►

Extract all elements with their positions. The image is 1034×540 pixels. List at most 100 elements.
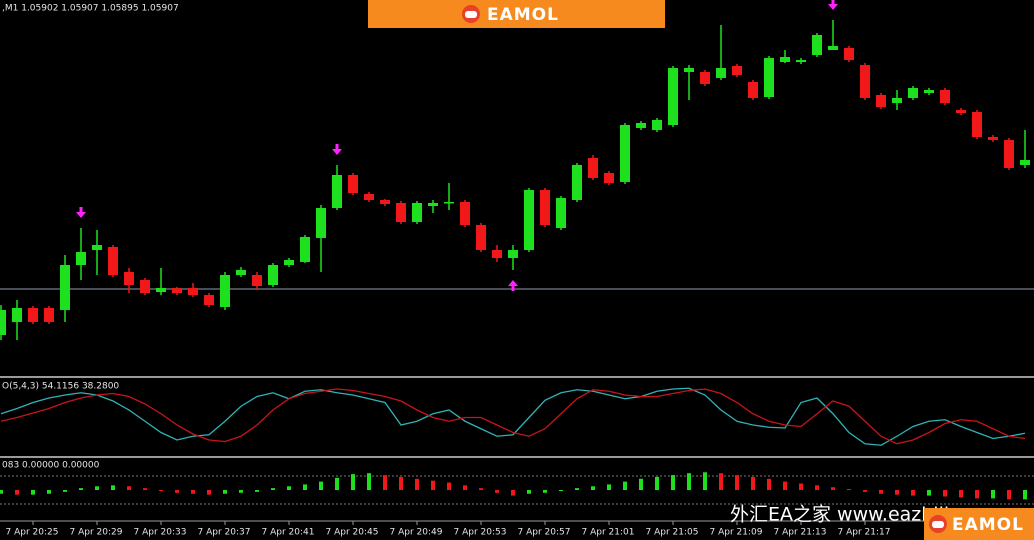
x-tick-label: 7 Apr 20:57 xyxy=(518,528,571,538)
histogram-bar xyxy=(991,490,995,499)
histogram-bar xyxy=(655,476,659,490)
histogram-bar xyxy=(239,490,243,493)
signal-arrow xyxy=(828,0,838,10)
histogram-bar xyxy=(447,482,451,490)
candle-body xyxy=(252,275,262,286)
histogram-bar xyxy=(703,472,707,490)
candle-body xyxy=(460,202,470,225)
candle-body xyxy=(76,252,86,265)
x-tick-label: 7 Apr 20:49 xyxy=(390,528,443,538)
candle-body xyxy=(972,112,982,137)
candle-body xyxy=(652,120,662,130)
candle-body xyxy=(684,68,694,72)
candle-body xyxy=(524,190,534,250)
candle-body xyxy=(156,288,166,292)
candle-body xyxy=(716,68,726,78)
histogram-bar xyxy=(495,490,499,493)
candle-body xyxy=(12,308,22,322)
candle-body xyxy=(828,46,838,50)
candle-body xyxy=(700,72,710,84)
candle-body xyxy=(428,203,438,206)
histogram-bar xyxy=(319,481,323,490)
signal-arrow xyxy=(76,207,86,218)
histogram-bar xyxy=(159,490,163,491)
candle-body xyxy=(668,68,678,125)
histogram-bar xyxy=(415,478,419,490)
histogram-bar xyxy=(383,475,387,490)
candle-body xyxy=(860,65,870,98)
candle-body xyxy=(1020,160,1030,165)
histogram-bar xyxy=(879,490,883,494)
histogram-bar xyxy=(127,486,131,490)
banner-icon xyxy=(465,11,477,18)
histogram-bar xyxy=(735,475,739,490)
footer-watermark: 外汇EA之家 www.eazhijia.com EAMOL xyxy=(730,504,1034,540)
histogram-bar xyxy=(335,477,339,490)
histogram-bar xyxy=(303,484,307,490)
histogram-bar xyxy=(287,486,291,490)
histogram-bar xyxy=(607,484,611,490)
histogram-bar xyxy=(351,474,355,490)
histogram-bar xyxy=(943,490,947,497)
histogram-bar xyxy=(815,485,819,490)
candle-body xyxy=(236,270,246,275)
histogram-bar xyxy=(639,478,643,490)
candle-body xyxy=(844,48,854,60)
candle-body xyxy=(140,280,150,293)
candle-body xyxy=(204,295,214,305)
x-tick-label: 7 Apr 21:17 xyxy=(838,528,891,538)
histogram-bar xyxy=(191,490,195,494)
candle-body xyxy=(268,265,278,285)
x-tick-label: 7 Apr 20:45 xyxy=(326,528,379,538)
candle-body xyxy=(924,90,934,93)
candle-body xyxy=(876,95,886,107)
banner: EAMOL xyxy=(368,0,665,28)
histogram-bar xyxy=(431,480,435,490)
banner-background xyxy=(368,0,665,28)
candle-body xyxy=(348,175,358,193)
candle-body xyxy=(28,308,38,322)
candle-body xyxy=(300,237,310,262)
candle-body xyxy=(956,110,966,113)
candle-body xyxy=(124,272,134,285)
candle-body xyxy=(332,175,342,208)
candle-body xyxy=(780,57,790,62)
candle-body xyxy=(108,247,118,275)
histogram-bar xyxy=(863,490,867,492)
x-tick-label: 7 Apr 20:53 xyxy=(454,528,507,538)
candle-body xyxy=(412,203,422,222)
histogram-bar xyxy=(47,490,51,494)
candle-body xyxy=(796,60,806,62)
candle-body xyxy=(396,203,406,222)
histogram-bar xyxy=(623,481,627,490)
banner-logo: EAMOL xyxy=(487,5,559,25)
histogram-bar xyxy=(799,483,803,490)
x-tick-label: 7 Apr 20:33 xyxy=(134,528,187,538)
candle-body xyxy=(572,165,582,200)
signal-arrow xyxy=(508,280,518,291)
histogram-bar xyxy=(927,490,931,496)
x-tick-label: 7 Apr 20:29 xyxy=(70,528,123,538)
candle-body xyxy=(540,190,550,225)
candle-body xyxy=(316,208,326,238)
histogram-bar xyxy=(255,490,259,492)
candle-body xyxy=(364,194,374,200)
main-title: ,M1 1.05902 1.05907 1.05895 1.05907 xyxy=(2,4,179,14)
histogram-bar xyxy=(95,486,99,490)
oscillator-line xyxy=(0,388,1026,445)
candle-body xyxy=(764,58,774,97)
candle-body xyxy=(0,310,6,335)
histogram-bar xyxy=(527,490,531,494)
candle-body xyxy=(92,245,102,250)
histogram-bar xyxy=(575,488,579,490)
x-tick-label: 7 Apr 20:41 xyxy=(262,528,315,538)
histogram-bar xyxy=(143,488,147,490)
x-tick-label: 7 Apr 20:25 xyxy=(6,528,59,538)
histogram-bar xyxy=(479,488,483,490)
watermark-icon xyxy=(932,521,944,528)
histogram-bar xyxy=(591,486,595,490)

◄

▶ **Exercise requirements**
Rewrite the part of the data that opens with the line containing "x-tick-label: 7 Apr 20:57" and closes with the line containing "histogram-bar xyxy=(191,490,195,494)", swapping "signal-arrow" for "entry-arrow" and keeping everything else the same. Return only those lines.

▶ **Answer to the task**
x-tick-label: 7 Apr 20:57 xyxy=(518,528,571,538)
histogram-bar xyxy=(991,490,995,499)
histogram-bar xyxy=(655,476,659,490)
histogram-bar xyxy=(239,490,243,493)
entry-arrow xyxy=(828,0,838,10)
histogram-bar xyxy=(447,482,451,490)
candle-body xyxy=(252,275,262,286)
histogram-bar xyxy=(703,472,707,490)
candle-body xyxy=(460,202,470,225)
candle-body xyxy=(76,252,86,265)
x-tick-label: 7 Apr 20:49 xyxy=(390,528,443,538)
candle-body xyxy=(972,112,982,137)
candle-body xyxy=(652,120,662,130)
candle-body xyxy=(684,68,694,72)
candle-body xyxy=(524,190,534,250)
candle-body xyxy=(156,288,166,292)
candle-body xyxy=(716,68,726,78)
histogram-bar xyxy=(495,490,499,493)
candle-body xyxy=(12,308,22,322)
candle-body xyxy=(828,46,838,50)
candle-body xyxy=(700,72,710,84)
candle-body xyxy=(428,203,438,206)
histogram-bar xyxy=(319,481,323,490)
entry-arrow xyxy=(76,207,86,218)
histogram-bar xyxy=(159,490,163,491)
candle-body xyxy=(668,68,678,125)
histogram-bar xyxy=(415,478,419,490)
histogram-bar xyxy=(383,475,387,490)
candle-body xyxy=(860,65,870,98)
candle-body xyxy=(1020,160,1030,165)
histogram-bar xyxy=(879,490,883,494)
histogram-bar xyxy=(127,486,131,490)
banner-icon xyxy=(465,11,477,18)
histogram-bar xyxy=(735,475,739,490)
footer-watermark: 外汇EA之家 www.eazhijia.com EAMOL xyxy=(730,504,1034,540)
histogram-bar xyxy=(335,477,339,490)
histogram-bar xyxy=(303,484,307,490)
histogram-bar xyxy=(287,486,291,490)
histogram-bar xyxy=(607,484,611,490)
histogram-bar xyxy=(351,474,355,490)
histogram-bar xyxy=(943,490,947,497)
histogram-bar xyxy=(815,485,819,490)
candle-body xyxy=(236,270,246,275)
histogram-bar xyxy=(639,478,643,490)
candle-body xyxy=(844,48,854,60)
candle-body xyxy=(140,280,150,293)
candle-body xyxy=(204,295,214,305)
x-tick-label: 7 Apr 21:17 xyxy=(838,528,891,538)
histogram-bar xyxy=(191,490,195,494)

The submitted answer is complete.